(Excerpts from a figure dataset)
:::::

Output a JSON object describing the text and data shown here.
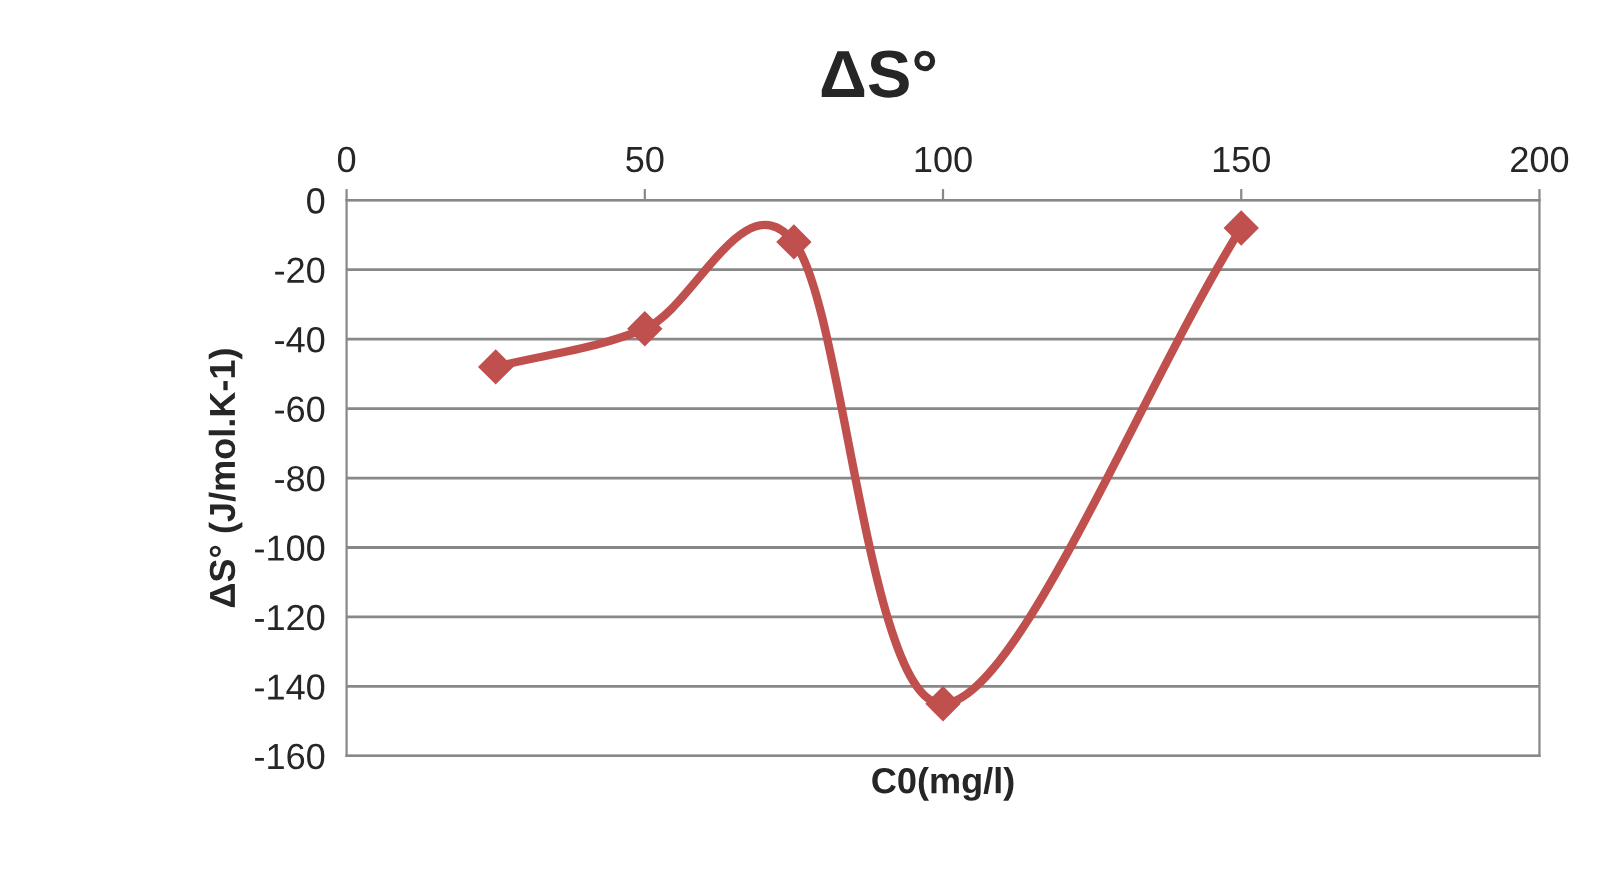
{
  "chart_data": {
    "type": "line",
    "title": "ΔS°",
    "xlabel": "C0(mg/l)",
    "ylabel": "ΔS° (J/mol.K-1)",
    "series": [
      {
        "color": "#c0504d",
        "x": [
          25,
          50,
          75,
          100,
          150
        ],
        "values": [
          -48,
          -37,
          -12,
          -145,
          -8
        ]
      }
    ],
    "xlim": [
      0,
      200
    ],
    "xticks": [
      0,
      50,
      100,
      150,
      200
    ],
    "ylim": [
      -160,
      0
    ],
    "yticks": [
      -160,
      -140,
      -120,
      -100,
      -80,
      -60,
      -40,
      -20,
      0
    ],
    "grid": "y",
    "marker": "diamond",
    "line_style": "solid",
    "legend": false
  }
}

:::::

**Instruction**
Omit the images and transcribe all of the records above word for word.

**Solution to this exercise**
Output a JSON object describing the text and data shown here.
{
  "chart_data": {
    "type": "line",
    "title": "ΔS°",
    "xlabel": "C0(mg/l)",
    "ylabel": "ΔS° (J/mol.K-1)",
    "series": [
      {
        "color": "#c0504d",
        "x": [
          25,
          50,
          75,
          100,
          150
        ],
        "values": [
          -48,
          -37,
          -12,
          -145,
          -8
        ]
      }
    ],
    "xlim": [
      0,
      200
    ],
    "xticks": [
      0,
      50,
      100,
      150,
      200
    ],
    "ylim": [
      -160,
      0
    ],
    "yticks": [
      -160,
      -140,
      -120,
      -100,
      -80,
      -60,
      -40,
      -20,
      0
    ],
    "grid": "y",
    "marker": "diamond",
    "line_style": "solid",
    "legend": false
  }
}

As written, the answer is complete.